- _Your goal_:
In the records below, find each line containing the word "Delivery" and copy it.

- _Extracted records_:
+ + + + + + +
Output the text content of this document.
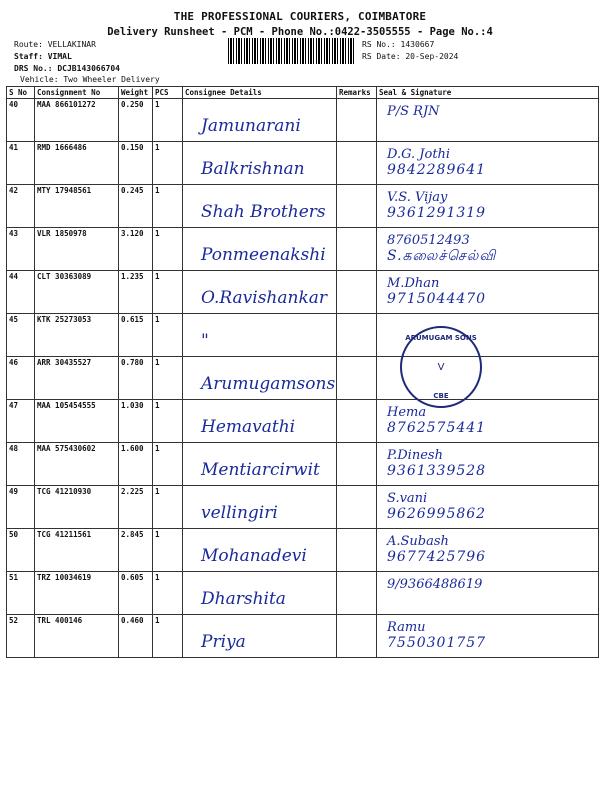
THE PROFESSIONAL COURIERS, COIMBATORE
Delivery Runsheet - PCM - Phone No.:0422-3505555 - Page No.:4
Route: VELLAKINAR
Staff: VIMAL
DRS No.: DCJB143066704
Vehicle: Two Wheeler Delivery
RS No.: 1430667
RS Date: 20-Sep-2024
S No	Consignment No	Weight	PCS	Consignee Details	Remarks	Seal & Signature
40	MAA 866101272	0.250	1	Jamunarani		P/S RJN

41	RMD 1666486	0.150	1	Balkrishnan		D.G. Jothi
9842289641

42	MTY 17948561	0.245	1	Shah Brothers		V.S. Vijay
9361291319

43	VLR 1850978	3.120	1	Ponmeenakshi		8760512493
S.கலைச்செல்வி

44	CLT 30363089	1.235	1	O.Ravishankar		M.Dhan
9715044470

45	KTK 25273053	0.615	1	"		

46	ARR 30435527	0.780	1	Arumugamsons		

47	MAA 105454555	1.030	1	Hemavathi		Hema
8762575441

48	MAA 575430602	1.600	1	Mentiarcirwit		P.Dinesh
9361339528

49	TCG 41210930	2.225	1	vellingiri		S.vani
9626995862

50	TCG 41211561	2.845	1	Mohanadevi		A.Subash
9677425796

51	TRZ 10034619	0.605	1	Dharshita		9/9366488619

52	TRL 400146	0.460	1	Priya		Ramu
7550301757
ARUMUGAM SONS
V
CBE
+ + + + + + +
- _Written response_:
Delivery Runsheet - PCM - Phone No.:0422-3505555 - Page No.:4
Vehicle: Two Wheeler Delivery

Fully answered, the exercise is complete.